DIRECTIVE ::
Repeat each entry exactly and drop the pictures.

Source records

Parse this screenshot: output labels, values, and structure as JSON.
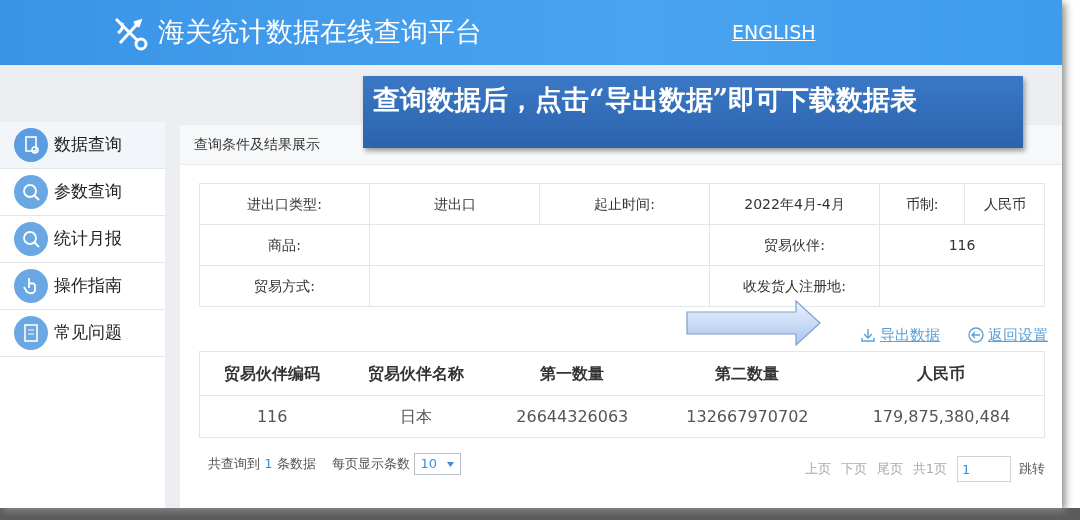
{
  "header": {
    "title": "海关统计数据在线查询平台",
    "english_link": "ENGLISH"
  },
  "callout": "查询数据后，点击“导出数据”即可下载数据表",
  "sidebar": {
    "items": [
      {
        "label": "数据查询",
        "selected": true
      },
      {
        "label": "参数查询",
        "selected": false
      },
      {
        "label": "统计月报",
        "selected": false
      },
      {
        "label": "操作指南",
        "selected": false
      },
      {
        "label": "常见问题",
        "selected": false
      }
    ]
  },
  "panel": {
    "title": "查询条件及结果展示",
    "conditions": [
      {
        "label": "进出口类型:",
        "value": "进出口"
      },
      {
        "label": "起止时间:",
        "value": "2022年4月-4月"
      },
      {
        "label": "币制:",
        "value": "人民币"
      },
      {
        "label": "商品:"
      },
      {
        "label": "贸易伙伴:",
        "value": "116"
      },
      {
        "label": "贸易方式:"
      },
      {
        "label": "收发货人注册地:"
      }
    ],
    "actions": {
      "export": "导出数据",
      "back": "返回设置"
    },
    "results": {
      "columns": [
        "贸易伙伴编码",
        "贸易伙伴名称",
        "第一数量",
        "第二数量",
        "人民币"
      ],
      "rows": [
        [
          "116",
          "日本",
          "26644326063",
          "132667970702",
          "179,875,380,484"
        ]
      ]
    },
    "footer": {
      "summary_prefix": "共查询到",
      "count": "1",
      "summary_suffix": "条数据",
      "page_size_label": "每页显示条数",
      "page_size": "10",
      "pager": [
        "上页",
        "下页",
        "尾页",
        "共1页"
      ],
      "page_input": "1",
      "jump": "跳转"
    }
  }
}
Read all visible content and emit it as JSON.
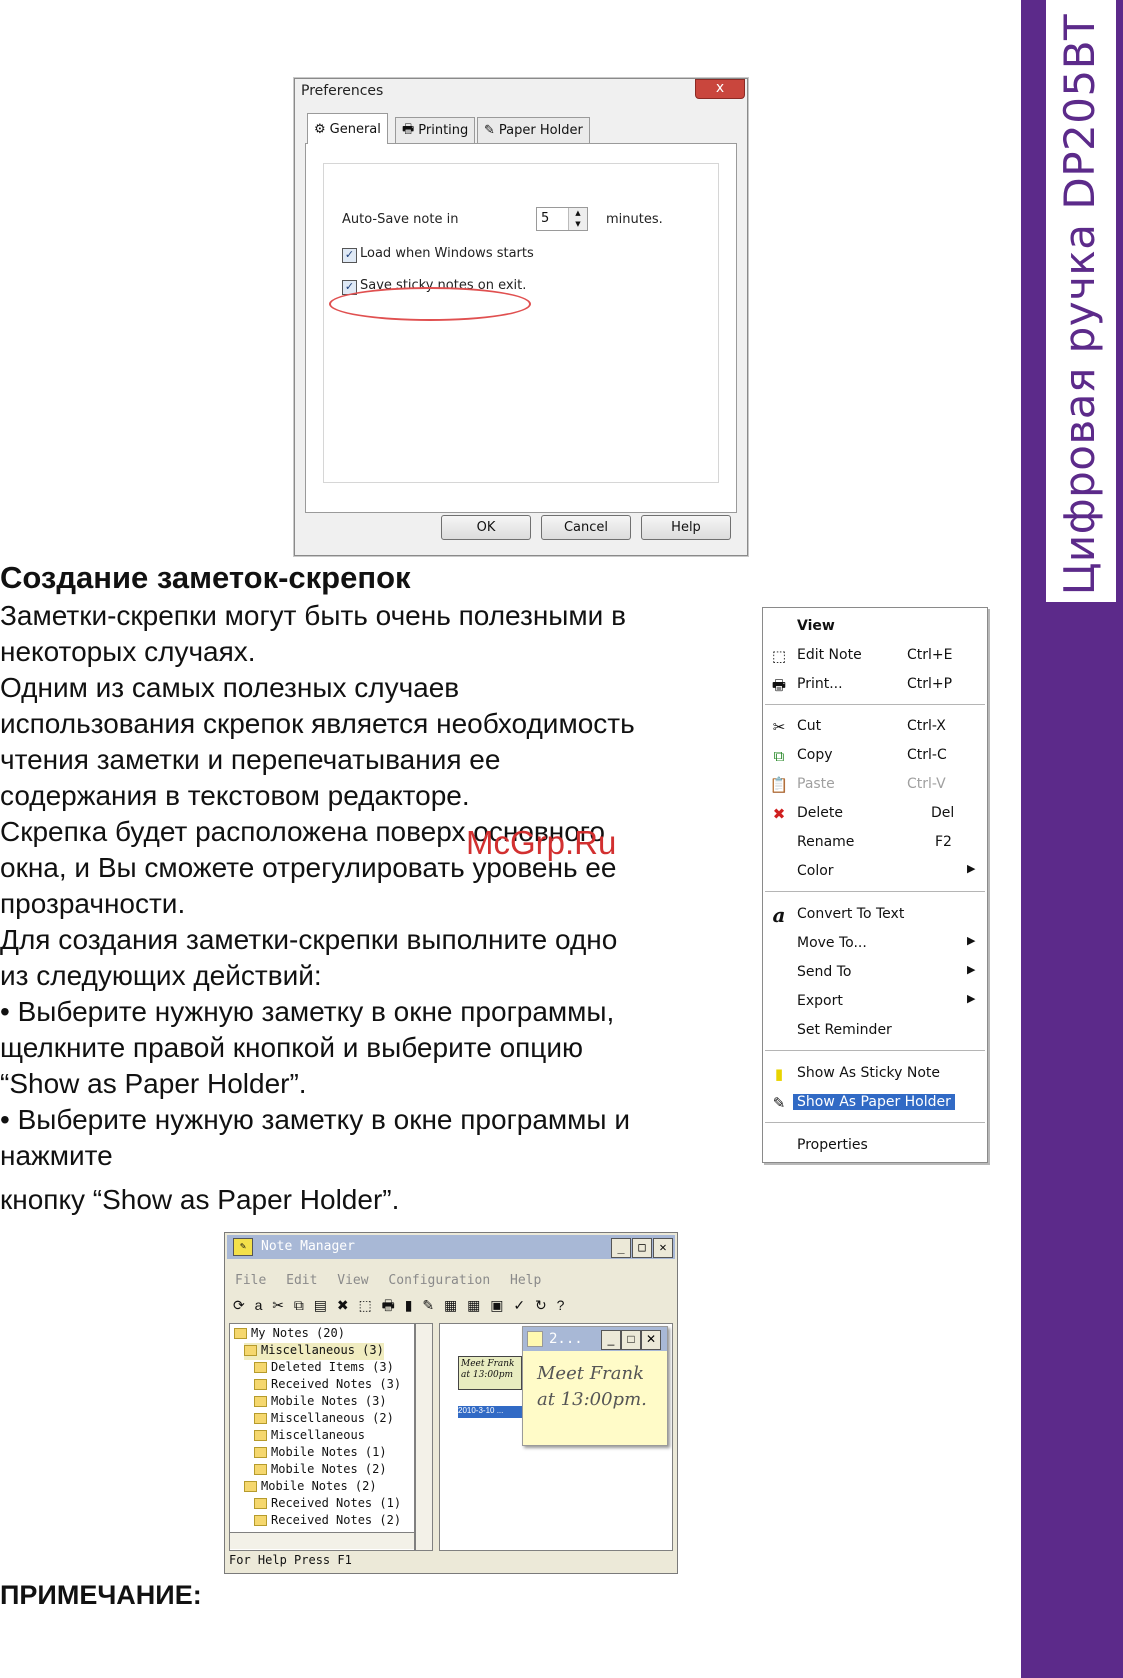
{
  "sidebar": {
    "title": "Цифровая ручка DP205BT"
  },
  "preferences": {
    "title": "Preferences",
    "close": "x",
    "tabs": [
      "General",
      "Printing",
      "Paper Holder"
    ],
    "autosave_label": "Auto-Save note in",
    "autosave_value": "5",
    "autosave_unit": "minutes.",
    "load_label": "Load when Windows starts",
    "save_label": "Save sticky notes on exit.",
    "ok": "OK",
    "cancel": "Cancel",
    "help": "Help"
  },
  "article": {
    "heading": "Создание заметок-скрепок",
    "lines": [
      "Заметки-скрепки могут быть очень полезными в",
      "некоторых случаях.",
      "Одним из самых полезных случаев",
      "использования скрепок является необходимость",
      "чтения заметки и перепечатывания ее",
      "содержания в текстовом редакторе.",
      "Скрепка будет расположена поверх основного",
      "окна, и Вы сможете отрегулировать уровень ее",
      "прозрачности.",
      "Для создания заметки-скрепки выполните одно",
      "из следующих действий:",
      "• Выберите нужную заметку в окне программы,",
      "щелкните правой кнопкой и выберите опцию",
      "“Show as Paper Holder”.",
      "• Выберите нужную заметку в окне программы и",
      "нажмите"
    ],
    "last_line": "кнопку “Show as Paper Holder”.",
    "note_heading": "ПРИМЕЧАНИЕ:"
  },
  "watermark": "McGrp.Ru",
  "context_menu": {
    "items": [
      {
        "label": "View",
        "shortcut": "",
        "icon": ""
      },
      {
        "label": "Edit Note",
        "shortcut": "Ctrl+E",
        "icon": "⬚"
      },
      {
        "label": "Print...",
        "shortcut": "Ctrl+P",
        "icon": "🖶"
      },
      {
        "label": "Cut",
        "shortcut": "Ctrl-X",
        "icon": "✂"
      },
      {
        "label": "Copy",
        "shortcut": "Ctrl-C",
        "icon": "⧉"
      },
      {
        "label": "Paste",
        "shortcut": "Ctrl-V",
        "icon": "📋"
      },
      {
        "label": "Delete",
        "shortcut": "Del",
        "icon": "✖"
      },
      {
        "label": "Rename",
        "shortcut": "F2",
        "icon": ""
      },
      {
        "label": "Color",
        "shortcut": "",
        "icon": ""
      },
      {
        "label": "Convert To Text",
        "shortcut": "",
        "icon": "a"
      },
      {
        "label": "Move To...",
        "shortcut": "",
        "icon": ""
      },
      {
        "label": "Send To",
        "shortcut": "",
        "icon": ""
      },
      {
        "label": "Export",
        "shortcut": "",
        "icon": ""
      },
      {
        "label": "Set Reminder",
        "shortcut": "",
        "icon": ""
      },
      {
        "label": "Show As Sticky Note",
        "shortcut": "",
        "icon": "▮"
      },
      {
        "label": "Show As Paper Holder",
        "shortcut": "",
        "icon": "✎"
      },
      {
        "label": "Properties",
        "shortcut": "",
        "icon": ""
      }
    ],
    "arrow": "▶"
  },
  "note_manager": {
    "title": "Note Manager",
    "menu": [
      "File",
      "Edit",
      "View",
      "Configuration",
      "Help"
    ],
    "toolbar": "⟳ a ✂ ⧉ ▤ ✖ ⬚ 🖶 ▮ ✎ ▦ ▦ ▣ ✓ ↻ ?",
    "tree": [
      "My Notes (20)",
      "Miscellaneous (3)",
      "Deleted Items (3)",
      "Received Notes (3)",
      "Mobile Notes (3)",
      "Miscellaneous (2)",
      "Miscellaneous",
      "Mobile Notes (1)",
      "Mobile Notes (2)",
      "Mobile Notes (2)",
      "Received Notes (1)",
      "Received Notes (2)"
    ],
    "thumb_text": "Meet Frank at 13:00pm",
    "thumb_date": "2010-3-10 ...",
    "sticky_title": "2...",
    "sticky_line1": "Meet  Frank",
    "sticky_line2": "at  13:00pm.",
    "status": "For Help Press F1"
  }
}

RESULT ::
Parse this screenshot: output labels, values, and structure as JSON.
{
  "header": {
    "title": "海关统计数据在线查询平台",
    "english_link": "ENGLISH"
  },
  "callout": "查询数据后，点击“导出数据”即可下载数据表",
  "sidebar": {
    "items": [
      {
        "label": "数据查询",
        "selected": true
      },
      {
        "label": "参数查询",
        "selected": false
      },
      {
        "label": "统计月报",
        "selected": false
      },
      {
        "label": "操作指南",
        "selected": false
      },
      {
        "label": "常见问题",
        "selected": false
      }
    ]
  },
  "panel": {
    "title": "查询条件及结果展示",
    "conditions": [
      {
        "label": "进出口类型:",
        "value": "进出口"
      },
      {
        "label": "起止时间:",
        "value": "2022年4月-4月"
      },
      {
        "label": "币制:",
        "value": "人民币"
      },
      {
        "label": "商品:"
      },
      {
        "label": "贸易伙伴:",
        "value": "116"
      },
      {
        "label": "贸易方式:"
      },
      {
        "label": "收发货人注册地:"
      }
    ],
    "actions": {
      "export": "导出数据",
      "back": "返回设置"
    },
    "results": {
      "columns": [
        "贸易伙伴编码",
        "贸易伙伴名称",
        "第一数量",
        "第二数量",
        "人民币"
      ],
      "rows": [
        [
          "116",
          "日本",
          "26644326063",
          "132667970702",
          "179,875,380,484"
        ]
      ]
    },
    "footer": {
      "summary_prefix": "共查询到",
      "count": "1",
      "summary_suffix": "条数据",
      "page_size_label": "每页显示条数",
      "page_size": "10",
      "pager": [
        "上页",
        "下页",
        "尾页",
        "共1页"
      ],
      "page_input": "1",
      "jump": "跳转"
    }
  }
}
Read all visible content and emit it as JSON.
{
  "sidebar": {
    "title": "Цифровая ручка DP205BT"
  },
  "preferences": {
    "title": "Preferences",
    "close": "x",
    "tabs": [
      "General",
      "Printing",
      "Paper Holder"
    ],
    "autosave_label": "Auto-Save note in",
    "autosave_value": "5",
    "autosave_unit": "minutes.",
    "load_label": "Load when Windows starts",
    "save_label": "Save sticky notes on exit.",
    "ok": "OK",
    "cancel": "Cancel",
    "help": "Help"
  },
  "article": {
    "heading": "Создание заметок-скрепок",
    "lines": [
      "Заметки-скрепки могут быть очень полезными в",
      "некоторых случаях.",
      "Одним из самых полезных случаев",
      "использования скрепок является необходимость",
      "чтения заметки и перепечатывания ее",
      "содержания в текстовом редакторе.",
      "Скрепка будет расположена поверх основного",
      "окна, и Вы сможете отрегулировать уровень ее",
      "прозрачности.",
      "Для создания заметки-скрепки выполните одно",
      "из следующих действий:",
      "• Выберите нужную заметку в окне программы,",
      "щелкните правой кнопкой и выберите опцию",
      "“Show as Paper Holder”.",
      "• Выберите нужную заметку в окне программы и",
      "нажмите"
    ],
    "last_line": "кнопку “Show as Paper Holder”.",
    "note_heading": "ПРИМЕЧАНИЕ:"
  },
  "watermark": "McGrp.Ru",
  "context_menu": {
    "items": [
      {
        "label": "View",
        "shortcut": "",
        "icon": ""
      },
      {
        "label": "Edit Note",
        "shortcut": "Ctrl+E",
        "icon": "⬚"
      },
      {
        "label": "Print...",
        "shortcut": "Ctrl+P",
        "icon": "🖶"
      },
      {
        "label": "Cut",
        "shortcut": "Ctrl-X",
        "icon": "✂"
      },
      {
        "label": "Copy",
        "shortcut": "Ctrl-C",
        "icon": "⧉"
      },
      {
        "label": "Paste",
        "shortcut": "Ctrl-V",
        "icon": "📋"
      },
      {
        "label": "Delete",
        "shortcut": "Del",
        "icon": "✖"
      },
      {
        "label": "Rename",
        "shortcut": "F2",
        "icon": ""
      },
      {
        "label": "Color",
        "shortcut": "",
        "icon": ""
      },
      {
        "label": "Convert To Text",
        "shortcut": "",
        "icon": "a"
      },
      {
        "label": "Move To...",
        "shortcut": "",
        "icon": ""
      },
      {
        "label": "Send To",
        "shortcut": "",
        "icon": ""
      },
      {
        "label": "Export",
        "shortcut": "",
        "icon": ""
      },
      {
        "label": "Set Reminder",
        "shortcut": "",
        "icon": ""
      },
      {
        "label": "Show As Sticky Note",
        "shortcut": "",
        "icon": "▮"
      },
      {
        "label": "Show As Paper Holder",
        "shortcut": "",
        "icon": "✎"
      },
      {
        "label": "Properties",
        "shortcut": "",
        "icon": ""
      }
    ],
    "arrow": "▶"
  },
  "note_manager": {
    "title": "Note Manager",
    "menu": [
      "File",
      "Edit",
      "View",
      "Configuration",
      "Help"
    ],
    "toolbar": "⟳ a ✂ ⧉ ▤ ✖ ⬚ 🖶 ▮ ✎ ▦ ▦ ▣ ✓ ↻ ?",
    "tree": [
      "My Notes (20)",
      "Miscellaneous (3)",
      "Deleted Items (3)",
      "Received Notes (3)",
      "Mobile Notes (3)",
      "Miscellaneous (2)",
      "Miscellaneous",
      "Mobile Notes (1)",
      "Mobile Notes (2)",
      "Mobile Notes (2)",
      "Received Notes (1)",
      "Received Notes (2)"
    ],
    "thumb_text": "Meet Frank at 13:00pm",
    "thumb_date": "2010-3-10 ...",
    "sticky_title": "2...",
    "sticky_line1": "Meet  Frank",
    "sticky_line2": "at  13:00pm.",
    "status": "For Help Press F1"
  }
}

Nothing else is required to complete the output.